## What the task asks
Report how many lines include the word "Temp", and nothing besides that number.
________________________________________
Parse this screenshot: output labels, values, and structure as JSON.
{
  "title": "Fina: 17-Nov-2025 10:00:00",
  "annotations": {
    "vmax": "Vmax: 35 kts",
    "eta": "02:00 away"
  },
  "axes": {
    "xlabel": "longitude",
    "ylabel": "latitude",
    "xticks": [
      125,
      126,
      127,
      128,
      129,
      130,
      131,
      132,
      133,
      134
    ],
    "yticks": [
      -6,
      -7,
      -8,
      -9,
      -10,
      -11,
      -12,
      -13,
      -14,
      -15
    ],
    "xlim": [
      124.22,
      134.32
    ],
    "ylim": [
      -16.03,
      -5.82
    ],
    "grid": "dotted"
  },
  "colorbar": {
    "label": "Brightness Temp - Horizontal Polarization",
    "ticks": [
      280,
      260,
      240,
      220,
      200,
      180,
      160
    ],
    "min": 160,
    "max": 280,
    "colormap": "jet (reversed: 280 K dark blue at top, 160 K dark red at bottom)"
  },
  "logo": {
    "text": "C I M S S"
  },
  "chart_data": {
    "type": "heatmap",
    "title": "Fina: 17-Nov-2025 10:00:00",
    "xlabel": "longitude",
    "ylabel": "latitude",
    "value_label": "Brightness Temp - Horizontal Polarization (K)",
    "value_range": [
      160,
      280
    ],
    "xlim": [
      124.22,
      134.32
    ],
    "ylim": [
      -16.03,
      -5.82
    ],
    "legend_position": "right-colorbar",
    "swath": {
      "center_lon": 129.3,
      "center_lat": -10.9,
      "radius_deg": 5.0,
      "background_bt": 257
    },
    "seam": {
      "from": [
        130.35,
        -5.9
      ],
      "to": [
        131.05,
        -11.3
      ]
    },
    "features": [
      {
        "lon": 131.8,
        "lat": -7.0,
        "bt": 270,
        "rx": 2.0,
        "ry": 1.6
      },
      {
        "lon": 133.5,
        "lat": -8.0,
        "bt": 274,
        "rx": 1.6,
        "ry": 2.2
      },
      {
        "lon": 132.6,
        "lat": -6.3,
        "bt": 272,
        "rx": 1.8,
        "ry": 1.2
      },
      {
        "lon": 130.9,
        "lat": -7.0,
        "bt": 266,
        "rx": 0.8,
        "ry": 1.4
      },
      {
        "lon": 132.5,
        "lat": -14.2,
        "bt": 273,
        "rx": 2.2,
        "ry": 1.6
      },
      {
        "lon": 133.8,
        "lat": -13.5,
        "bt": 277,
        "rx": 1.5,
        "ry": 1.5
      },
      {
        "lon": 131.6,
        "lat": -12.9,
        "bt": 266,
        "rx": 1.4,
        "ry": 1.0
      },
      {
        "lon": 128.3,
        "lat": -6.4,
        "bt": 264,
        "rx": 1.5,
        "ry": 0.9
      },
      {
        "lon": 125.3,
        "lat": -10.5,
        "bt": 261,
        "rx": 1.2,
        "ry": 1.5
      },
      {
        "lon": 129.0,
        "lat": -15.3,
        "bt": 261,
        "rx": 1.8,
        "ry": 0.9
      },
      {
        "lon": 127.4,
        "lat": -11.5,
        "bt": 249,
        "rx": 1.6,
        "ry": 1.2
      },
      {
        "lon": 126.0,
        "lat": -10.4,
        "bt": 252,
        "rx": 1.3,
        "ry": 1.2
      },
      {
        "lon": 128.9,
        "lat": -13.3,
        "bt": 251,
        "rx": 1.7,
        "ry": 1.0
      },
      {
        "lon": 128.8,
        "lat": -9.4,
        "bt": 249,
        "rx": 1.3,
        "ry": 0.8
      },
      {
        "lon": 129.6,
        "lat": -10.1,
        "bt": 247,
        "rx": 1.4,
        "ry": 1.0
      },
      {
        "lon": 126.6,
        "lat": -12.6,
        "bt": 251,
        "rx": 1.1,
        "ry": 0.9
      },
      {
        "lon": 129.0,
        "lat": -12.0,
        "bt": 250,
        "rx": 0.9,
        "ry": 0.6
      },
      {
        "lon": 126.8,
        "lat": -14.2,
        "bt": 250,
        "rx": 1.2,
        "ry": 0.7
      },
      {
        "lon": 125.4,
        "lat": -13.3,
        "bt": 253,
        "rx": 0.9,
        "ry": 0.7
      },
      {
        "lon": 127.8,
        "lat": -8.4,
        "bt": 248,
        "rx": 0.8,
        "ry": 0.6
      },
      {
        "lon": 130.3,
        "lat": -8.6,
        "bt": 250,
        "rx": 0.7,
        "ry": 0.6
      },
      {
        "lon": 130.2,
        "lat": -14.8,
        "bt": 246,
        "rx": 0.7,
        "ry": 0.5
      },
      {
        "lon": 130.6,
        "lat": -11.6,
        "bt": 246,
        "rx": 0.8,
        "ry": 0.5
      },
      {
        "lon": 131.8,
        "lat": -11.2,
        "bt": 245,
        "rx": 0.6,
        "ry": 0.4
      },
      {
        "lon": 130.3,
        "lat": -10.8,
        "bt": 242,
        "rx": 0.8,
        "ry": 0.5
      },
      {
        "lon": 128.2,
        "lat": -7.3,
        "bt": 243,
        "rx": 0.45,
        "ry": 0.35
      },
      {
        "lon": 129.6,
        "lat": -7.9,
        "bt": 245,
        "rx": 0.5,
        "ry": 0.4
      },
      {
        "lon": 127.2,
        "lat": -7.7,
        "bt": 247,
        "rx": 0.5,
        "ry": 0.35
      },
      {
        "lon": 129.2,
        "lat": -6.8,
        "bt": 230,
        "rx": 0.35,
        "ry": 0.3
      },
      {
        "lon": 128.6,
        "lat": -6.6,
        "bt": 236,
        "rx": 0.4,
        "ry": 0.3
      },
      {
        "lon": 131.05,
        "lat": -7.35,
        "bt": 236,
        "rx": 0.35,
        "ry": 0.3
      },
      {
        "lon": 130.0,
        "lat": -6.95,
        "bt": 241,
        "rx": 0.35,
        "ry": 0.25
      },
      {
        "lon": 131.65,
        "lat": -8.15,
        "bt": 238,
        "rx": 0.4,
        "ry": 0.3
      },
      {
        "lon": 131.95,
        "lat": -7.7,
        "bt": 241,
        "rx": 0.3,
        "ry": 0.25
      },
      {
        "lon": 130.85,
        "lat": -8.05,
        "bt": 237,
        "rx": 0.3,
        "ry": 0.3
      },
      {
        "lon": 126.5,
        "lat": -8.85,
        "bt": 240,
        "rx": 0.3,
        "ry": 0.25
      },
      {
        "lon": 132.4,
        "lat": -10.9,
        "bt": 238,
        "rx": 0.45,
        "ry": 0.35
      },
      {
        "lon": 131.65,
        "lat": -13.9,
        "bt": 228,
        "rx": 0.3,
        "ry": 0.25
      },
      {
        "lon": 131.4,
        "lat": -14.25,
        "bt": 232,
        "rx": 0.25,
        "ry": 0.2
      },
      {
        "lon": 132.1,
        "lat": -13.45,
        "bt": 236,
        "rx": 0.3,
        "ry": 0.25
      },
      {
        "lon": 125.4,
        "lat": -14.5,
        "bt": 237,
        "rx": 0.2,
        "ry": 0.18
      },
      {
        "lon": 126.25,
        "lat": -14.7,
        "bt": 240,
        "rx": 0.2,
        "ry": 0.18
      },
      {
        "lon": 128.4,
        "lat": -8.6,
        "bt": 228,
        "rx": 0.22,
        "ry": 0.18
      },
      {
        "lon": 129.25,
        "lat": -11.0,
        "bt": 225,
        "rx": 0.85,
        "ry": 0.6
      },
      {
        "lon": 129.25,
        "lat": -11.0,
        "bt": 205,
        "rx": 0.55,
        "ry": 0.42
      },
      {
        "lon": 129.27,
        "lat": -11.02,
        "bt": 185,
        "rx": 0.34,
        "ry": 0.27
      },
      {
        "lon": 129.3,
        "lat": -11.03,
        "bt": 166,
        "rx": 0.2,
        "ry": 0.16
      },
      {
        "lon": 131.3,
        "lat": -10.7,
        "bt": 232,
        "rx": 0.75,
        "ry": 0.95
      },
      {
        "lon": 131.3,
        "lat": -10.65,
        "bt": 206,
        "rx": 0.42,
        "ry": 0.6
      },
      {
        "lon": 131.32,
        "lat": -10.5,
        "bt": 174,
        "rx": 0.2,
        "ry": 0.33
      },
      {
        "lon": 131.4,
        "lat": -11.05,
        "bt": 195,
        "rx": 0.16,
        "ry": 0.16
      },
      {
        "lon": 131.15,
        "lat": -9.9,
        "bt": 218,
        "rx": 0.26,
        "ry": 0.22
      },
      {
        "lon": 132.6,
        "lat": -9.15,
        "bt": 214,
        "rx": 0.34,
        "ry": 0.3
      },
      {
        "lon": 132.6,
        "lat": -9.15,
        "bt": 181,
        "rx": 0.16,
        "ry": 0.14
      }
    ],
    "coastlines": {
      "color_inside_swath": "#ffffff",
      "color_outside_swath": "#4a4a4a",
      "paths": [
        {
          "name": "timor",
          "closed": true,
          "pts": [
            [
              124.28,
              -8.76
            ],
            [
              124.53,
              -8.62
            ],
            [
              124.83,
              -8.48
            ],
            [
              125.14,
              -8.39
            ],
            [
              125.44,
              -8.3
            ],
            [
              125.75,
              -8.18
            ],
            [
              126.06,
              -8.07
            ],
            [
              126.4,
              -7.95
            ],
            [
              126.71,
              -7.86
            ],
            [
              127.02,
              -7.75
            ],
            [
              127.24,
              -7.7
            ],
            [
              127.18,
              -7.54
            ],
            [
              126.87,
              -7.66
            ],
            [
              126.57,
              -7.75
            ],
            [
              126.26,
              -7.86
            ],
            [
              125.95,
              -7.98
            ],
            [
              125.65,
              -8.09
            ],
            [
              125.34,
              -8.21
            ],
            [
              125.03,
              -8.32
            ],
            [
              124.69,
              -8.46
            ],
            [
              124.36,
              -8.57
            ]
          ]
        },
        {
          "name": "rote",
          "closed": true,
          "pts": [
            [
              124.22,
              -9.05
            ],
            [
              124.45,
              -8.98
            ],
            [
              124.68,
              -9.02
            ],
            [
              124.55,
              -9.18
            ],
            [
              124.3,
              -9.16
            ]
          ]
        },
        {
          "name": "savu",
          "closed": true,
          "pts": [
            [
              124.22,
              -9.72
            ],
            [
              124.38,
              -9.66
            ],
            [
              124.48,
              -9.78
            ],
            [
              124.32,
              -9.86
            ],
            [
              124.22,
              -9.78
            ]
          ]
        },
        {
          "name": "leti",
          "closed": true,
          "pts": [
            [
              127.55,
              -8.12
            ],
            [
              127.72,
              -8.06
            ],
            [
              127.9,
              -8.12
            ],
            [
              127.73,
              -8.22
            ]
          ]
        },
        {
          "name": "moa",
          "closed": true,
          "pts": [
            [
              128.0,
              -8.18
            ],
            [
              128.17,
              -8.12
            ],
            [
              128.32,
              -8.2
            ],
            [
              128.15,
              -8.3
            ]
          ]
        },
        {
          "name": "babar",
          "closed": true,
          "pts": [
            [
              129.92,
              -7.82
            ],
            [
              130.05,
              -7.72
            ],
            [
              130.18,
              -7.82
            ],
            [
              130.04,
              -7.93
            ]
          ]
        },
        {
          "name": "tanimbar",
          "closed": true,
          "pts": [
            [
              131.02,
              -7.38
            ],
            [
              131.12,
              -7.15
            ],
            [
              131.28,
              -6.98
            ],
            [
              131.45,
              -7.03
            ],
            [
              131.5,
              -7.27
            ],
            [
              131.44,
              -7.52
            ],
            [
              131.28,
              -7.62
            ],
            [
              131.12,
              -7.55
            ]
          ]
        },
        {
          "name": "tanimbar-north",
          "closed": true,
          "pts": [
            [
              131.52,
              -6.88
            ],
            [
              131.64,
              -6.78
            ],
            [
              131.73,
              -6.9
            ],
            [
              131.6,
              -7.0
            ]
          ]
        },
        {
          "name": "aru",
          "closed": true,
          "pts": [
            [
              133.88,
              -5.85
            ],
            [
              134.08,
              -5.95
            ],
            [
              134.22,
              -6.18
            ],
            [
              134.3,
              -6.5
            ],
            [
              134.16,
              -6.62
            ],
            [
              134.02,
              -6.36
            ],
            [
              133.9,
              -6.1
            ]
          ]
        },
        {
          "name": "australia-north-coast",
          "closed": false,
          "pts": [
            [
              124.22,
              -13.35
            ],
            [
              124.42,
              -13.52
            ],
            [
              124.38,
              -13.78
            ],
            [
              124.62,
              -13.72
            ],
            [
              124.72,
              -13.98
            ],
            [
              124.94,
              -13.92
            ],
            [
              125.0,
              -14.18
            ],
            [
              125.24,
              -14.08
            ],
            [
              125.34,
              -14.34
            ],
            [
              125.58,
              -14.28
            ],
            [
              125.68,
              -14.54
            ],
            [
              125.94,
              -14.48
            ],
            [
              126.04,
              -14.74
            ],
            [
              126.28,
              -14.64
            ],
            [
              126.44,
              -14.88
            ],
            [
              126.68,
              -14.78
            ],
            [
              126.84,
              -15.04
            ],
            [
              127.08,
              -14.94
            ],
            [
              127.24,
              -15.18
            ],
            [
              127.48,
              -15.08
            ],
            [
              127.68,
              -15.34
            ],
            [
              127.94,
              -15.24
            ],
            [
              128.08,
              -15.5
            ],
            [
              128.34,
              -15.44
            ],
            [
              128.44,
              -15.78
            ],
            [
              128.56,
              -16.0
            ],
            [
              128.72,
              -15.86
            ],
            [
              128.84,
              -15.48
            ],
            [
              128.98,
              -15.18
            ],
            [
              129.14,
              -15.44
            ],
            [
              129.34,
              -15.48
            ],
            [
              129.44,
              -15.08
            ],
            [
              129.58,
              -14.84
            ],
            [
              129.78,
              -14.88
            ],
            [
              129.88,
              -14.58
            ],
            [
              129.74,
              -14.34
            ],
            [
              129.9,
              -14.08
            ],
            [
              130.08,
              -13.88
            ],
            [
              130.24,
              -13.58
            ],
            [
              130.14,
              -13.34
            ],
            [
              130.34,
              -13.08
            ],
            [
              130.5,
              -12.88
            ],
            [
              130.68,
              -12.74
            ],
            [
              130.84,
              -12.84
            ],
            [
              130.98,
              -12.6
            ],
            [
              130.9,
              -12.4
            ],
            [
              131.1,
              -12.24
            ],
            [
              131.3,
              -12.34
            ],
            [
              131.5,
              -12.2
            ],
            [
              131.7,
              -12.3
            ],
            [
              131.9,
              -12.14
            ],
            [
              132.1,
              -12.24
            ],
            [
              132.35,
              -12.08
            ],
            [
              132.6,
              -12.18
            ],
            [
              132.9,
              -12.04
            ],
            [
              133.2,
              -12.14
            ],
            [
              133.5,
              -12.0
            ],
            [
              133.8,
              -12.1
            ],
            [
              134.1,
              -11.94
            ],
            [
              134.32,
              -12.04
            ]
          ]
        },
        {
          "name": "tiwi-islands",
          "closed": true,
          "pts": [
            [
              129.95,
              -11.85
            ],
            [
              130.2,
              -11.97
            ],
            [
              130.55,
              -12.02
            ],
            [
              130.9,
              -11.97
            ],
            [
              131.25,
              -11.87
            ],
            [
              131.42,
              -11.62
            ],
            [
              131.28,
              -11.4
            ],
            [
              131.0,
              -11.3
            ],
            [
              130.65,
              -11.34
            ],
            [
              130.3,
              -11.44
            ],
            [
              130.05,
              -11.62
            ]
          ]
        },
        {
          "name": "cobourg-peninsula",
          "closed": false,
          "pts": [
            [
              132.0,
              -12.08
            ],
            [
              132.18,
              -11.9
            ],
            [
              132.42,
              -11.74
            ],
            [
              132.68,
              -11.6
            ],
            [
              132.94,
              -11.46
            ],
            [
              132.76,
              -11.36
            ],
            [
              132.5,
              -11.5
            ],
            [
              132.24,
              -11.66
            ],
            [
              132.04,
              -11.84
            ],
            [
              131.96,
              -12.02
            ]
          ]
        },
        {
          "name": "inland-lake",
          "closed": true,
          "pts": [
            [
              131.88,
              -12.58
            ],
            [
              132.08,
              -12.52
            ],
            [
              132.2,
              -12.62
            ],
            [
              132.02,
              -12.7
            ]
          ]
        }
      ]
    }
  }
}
________________________________________
## Output for this exercise
2